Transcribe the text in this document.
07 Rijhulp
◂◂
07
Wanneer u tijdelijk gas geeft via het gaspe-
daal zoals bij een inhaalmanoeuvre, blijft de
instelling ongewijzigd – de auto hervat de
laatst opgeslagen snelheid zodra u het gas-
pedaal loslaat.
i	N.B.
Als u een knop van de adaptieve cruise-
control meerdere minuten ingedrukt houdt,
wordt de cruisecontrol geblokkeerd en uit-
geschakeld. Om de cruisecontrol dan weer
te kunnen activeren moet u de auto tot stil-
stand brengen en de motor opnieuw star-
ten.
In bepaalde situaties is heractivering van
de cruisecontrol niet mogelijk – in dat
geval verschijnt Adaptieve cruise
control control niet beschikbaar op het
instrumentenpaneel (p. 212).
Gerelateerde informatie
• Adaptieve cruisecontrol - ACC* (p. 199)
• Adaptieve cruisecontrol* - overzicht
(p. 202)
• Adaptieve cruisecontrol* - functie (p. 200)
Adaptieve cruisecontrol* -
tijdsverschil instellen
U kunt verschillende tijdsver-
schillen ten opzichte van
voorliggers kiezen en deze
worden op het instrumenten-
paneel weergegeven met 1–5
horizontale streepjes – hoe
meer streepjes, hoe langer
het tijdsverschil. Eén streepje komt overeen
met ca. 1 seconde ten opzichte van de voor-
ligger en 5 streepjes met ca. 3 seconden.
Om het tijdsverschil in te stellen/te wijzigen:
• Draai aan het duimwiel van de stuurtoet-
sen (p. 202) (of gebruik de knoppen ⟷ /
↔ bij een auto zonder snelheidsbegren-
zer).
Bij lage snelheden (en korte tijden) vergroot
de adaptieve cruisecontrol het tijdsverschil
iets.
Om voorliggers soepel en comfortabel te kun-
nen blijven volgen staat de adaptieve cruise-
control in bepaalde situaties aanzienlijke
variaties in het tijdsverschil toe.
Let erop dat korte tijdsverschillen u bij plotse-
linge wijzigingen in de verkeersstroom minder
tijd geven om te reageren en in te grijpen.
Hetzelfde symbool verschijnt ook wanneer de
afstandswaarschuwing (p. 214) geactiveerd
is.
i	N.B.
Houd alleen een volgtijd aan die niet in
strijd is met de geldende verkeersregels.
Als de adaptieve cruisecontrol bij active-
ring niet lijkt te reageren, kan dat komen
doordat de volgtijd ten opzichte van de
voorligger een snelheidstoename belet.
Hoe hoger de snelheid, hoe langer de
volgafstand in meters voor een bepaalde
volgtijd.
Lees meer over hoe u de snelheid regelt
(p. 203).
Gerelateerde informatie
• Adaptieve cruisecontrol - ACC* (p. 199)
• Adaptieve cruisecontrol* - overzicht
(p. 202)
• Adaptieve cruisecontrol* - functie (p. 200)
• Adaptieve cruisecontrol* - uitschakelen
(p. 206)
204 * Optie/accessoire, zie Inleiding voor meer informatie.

- What needs to be done
Repeat the entries exactly, all of them.

- Finished task
Transcribe the text in this document.
07 Rijhulp
◂◂
07
Wanneer u tijdelijk gas geeft via het gaspe-
daal zoals bij een inhaalmanoeuvre, blijft de
instelling ongewijzigd – de auto hervat de
laatst opgeslagen snelheid zodra u het gas-
pedaal loslaat.
i	N.B.
Als u een knop van de adaptieve cruise-
control meerdere minuten ingedrukt houdt,
wordt de cruisecontrol geblokkeerd en uit-
geschakeld. Om de cruisecontrol dan weer
te kunnen activeren moet u de auto tot stil-
stand brengen en de motor opnieuw star-
ten.
In bepaalde situaties is heractivering van
de cruisecontrol niet mogelijk – in dat
geval verschijnt Adaptieve cruise
control control niet beschikbaar op het
instrumentenpaneel (p. 212).
Gerelateerde informatie
• Adaptieve cruisecontrol - ACC* (p. 199)
• Adaptieve cruisecontrol* - overzicht
(p. 202)
• Adaptieve cruisecontrol* - functie (p. 200)
Adaptieve cruisecontrol* -
tijdsverschil instellen
U kunt verschillende tijdsver-
schillen ten opzichte van
voorliggers kiezen en deze
worden op het instrumenten-
paneel weergegeven met 1–5
horizontale streepjes – hoe
meer streepjes, hoe langer
het tijdsverschil. Eén streepje komt overeen
met ca. 1 seconde ten opzichte van de voor-
ligger en 5 streepjes met ca. 3 seconden.
Om het tijdsverschil in te stellen/te wijzigen:
• Draai aan het duimwiel van de stuurtoet-
sen (p. 202) (of gebruik de knoppen ⟷ /
↔ bij een auto zonder snelheidsbegren-
zer).
Bij lage snelheden (en korte tijden) vergroot
de adaptieve cruisecontrol het tijdsverschil
iets.
Om voorliggers soepel en comfortabel te kun-
nen blijven volgen staat de adaptieve cruise-
control in bepaalde situaties aanzienlijke
variaties in het tijdsverschil toe.
Let erop dat korte tijdsverschillen u bij plotse-
linge wijzigingen in de verkeersstroom minder
tijd geven om te reageren en in te grijpen.
Hetzelfde symbool verschijnt ook wanneer de
afstandswaarschuwing (p. 214) geactiveerd
is.
i	N.B.
Houd alleen een volgtijd aan die niet in
strijd is met de geldende verkeersregels.
Als de adaptieve cruisecontrol bij active-
ring niet lijkt te reageren, kan dat komen
doordat de volgtijd ten opzichte van de
voorligger een snelheidstoename belet.
Hoe hoger de snelheid, hoe langer de
volgafstand in meters voor een bepaalde
volgtijd.
Lees meer over hoe u de snelheid regelt
(p. 203).
Gerelateerde informatie
• Adaptieve cruisecontrol - ACC* (p. 199)
• Adaptieve cruisecontrol* - overzicht
(p. 202)
• Adaptieve cruisecontrol* - functie (p. 200)
• Adaptieve cruisecontrol* - uitschakelen
(p. 206)
204 * Optie/accessoire, zie Inleiding voor meer informatie.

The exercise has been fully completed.